§ **Work to do**: List each line of the data in which the string "represented" appears.

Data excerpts
[Start]

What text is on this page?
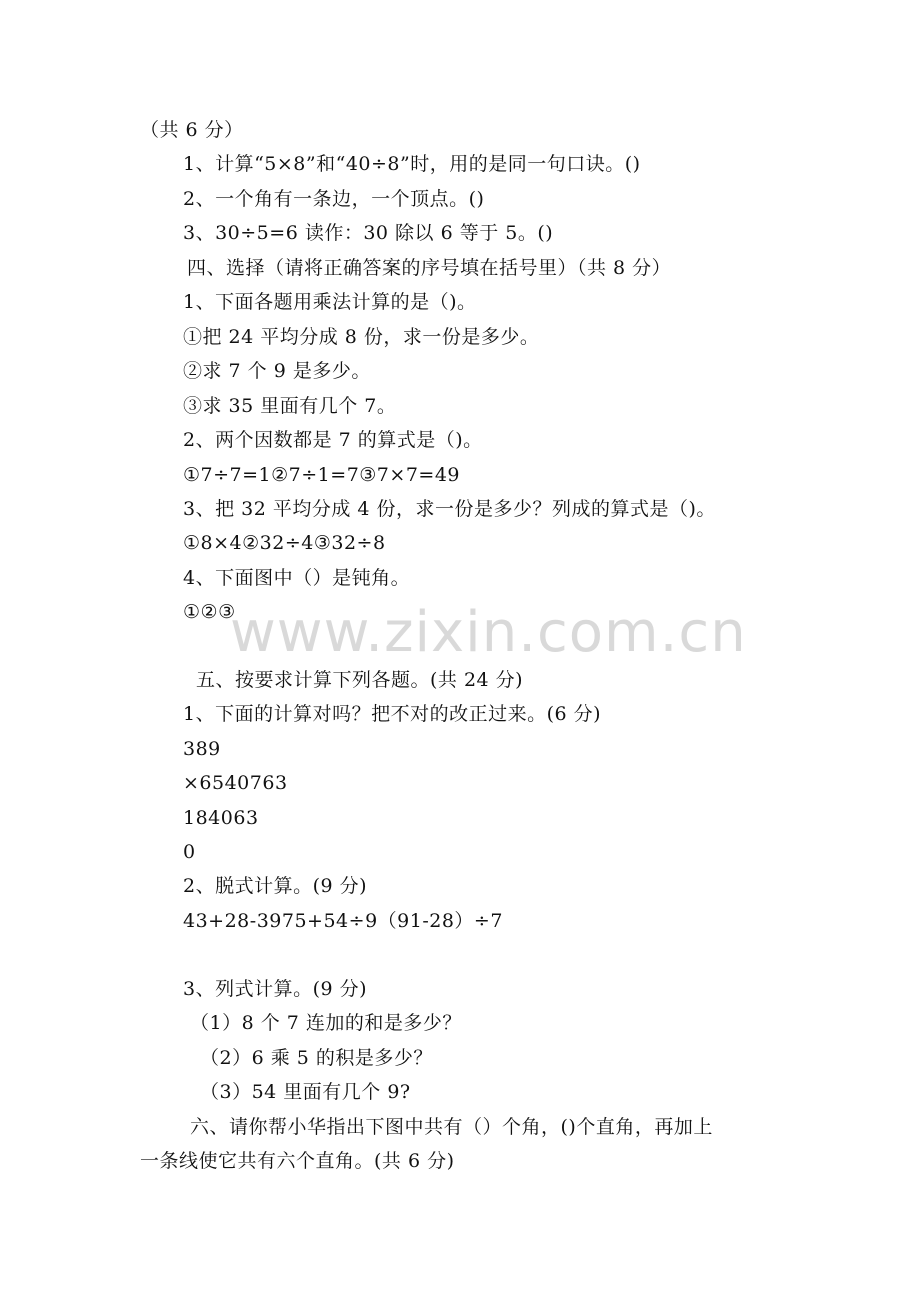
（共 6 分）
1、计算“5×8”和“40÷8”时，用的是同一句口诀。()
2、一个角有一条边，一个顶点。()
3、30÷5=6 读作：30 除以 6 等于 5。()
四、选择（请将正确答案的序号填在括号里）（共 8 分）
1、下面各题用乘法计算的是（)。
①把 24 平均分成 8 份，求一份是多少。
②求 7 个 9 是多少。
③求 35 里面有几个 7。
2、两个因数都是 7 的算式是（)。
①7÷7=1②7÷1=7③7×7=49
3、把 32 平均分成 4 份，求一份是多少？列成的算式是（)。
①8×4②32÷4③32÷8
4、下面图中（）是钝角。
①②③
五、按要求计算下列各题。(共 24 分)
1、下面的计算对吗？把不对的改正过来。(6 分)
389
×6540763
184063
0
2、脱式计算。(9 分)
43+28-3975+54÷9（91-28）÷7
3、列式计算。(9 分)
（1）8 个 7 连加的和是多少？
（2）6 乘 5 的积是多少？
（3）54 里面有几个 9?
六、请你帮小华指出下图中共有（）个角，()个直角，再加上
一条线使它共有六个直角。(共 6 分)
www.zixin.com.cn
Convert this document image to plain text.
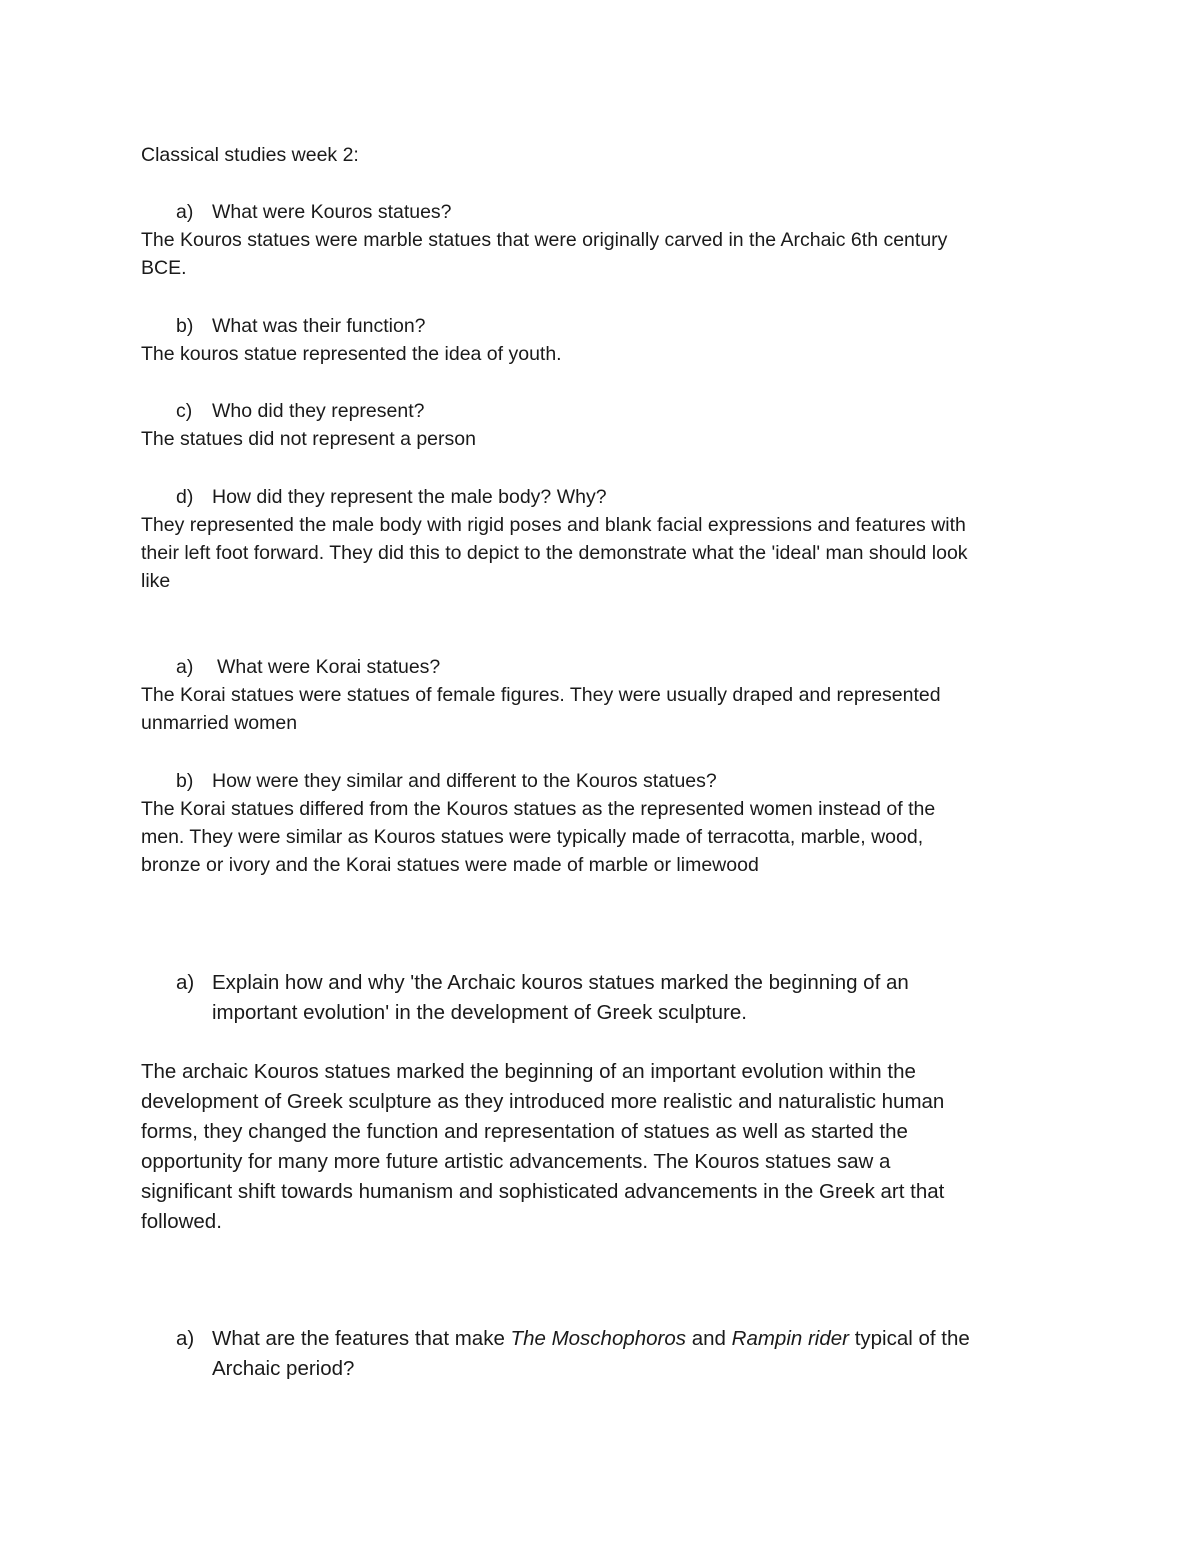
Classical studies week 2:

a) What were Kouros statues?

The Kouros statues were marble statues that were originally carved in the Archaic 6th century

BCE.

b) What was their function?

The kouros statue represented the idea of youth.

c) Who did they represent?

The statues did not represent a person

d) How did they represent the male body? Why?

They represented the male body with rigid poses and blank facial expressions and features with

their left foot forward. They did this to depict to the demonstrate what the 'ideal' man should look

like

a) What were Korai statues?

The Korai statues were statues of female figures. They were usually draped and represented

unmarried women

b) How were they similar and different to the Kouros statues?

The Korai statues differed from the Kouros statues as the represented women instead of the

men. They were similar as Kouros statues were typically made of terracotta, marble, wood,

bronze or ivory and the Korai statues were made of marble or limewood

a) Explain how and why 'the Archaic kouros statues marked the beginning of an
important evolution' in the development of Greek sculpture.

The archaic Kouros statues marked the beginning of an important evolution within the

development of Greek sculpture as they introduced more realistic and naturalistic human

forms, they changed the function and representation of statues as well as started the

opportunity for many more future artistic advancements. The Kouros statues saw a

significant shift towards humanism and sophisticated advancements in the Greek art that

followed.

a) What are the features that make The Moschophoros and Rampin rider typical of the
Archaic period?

[End]
[Start]

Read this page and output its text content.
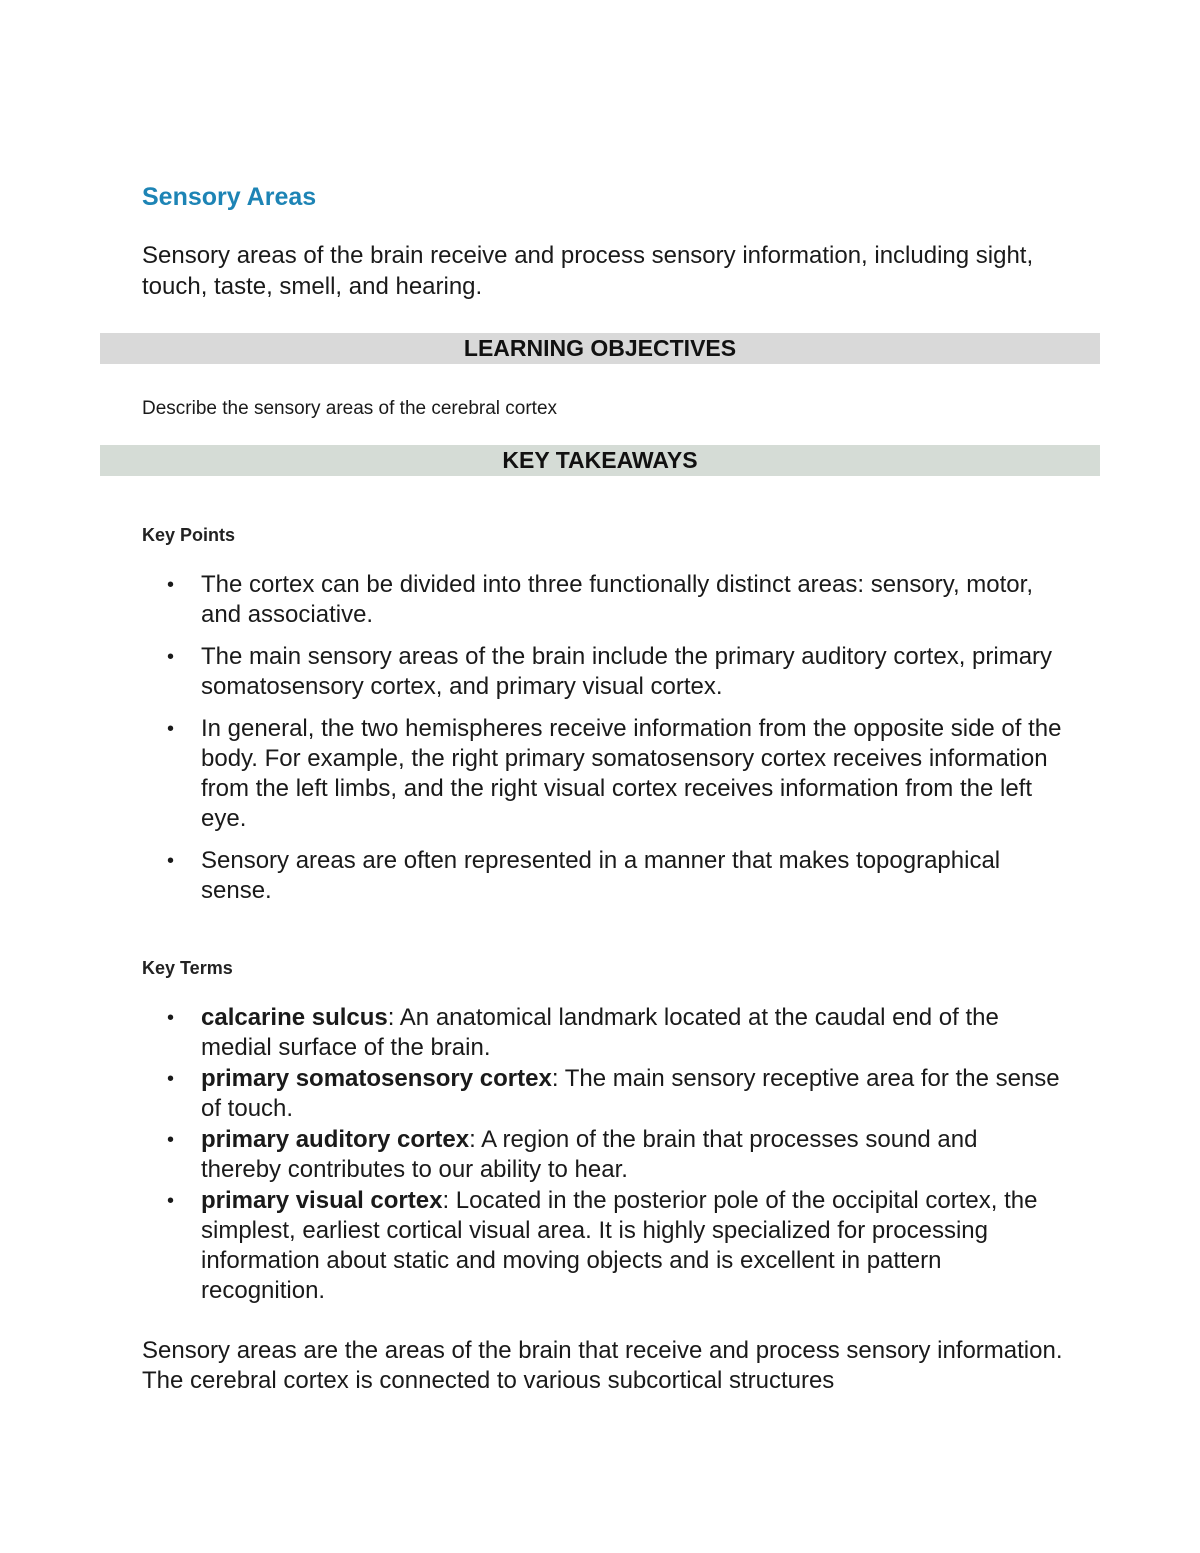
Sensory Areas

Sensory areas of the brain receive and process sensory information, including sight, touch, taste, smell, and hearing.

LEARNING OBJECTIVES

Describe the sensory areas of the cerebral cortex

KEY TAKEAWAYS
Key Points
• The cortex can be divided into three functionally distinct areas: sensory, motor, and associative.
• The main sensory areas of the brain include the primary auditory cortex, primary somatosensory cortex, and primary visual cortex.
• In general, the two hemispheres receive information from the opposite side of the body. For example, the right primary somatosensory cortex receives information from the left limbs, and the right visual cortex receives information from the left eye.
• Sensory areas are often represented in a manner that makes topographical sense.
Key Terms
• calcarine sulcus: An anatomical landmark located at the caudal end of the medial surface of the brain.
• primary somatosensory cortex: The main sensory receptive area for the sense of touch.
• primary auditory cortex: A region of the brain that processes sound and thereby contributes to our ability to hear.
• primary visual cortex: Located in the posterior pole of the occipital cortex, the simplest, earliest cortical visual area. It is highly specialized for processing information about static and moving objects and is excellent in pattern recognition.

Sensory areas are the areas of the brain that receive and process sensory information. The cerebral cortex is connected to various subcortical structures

[End]

§ **Solution to this problem**:
The kouros statue represented the idea of youth.
They represented the male body with rigid poses and blank facial expressions and features with
The Korai statues were statues of female figures. They were usually draped and represented
The Korai statues differed from the Kouros statues as the represented women instead of the
• Sensory areas are often represented in a manner that makes topographical sense.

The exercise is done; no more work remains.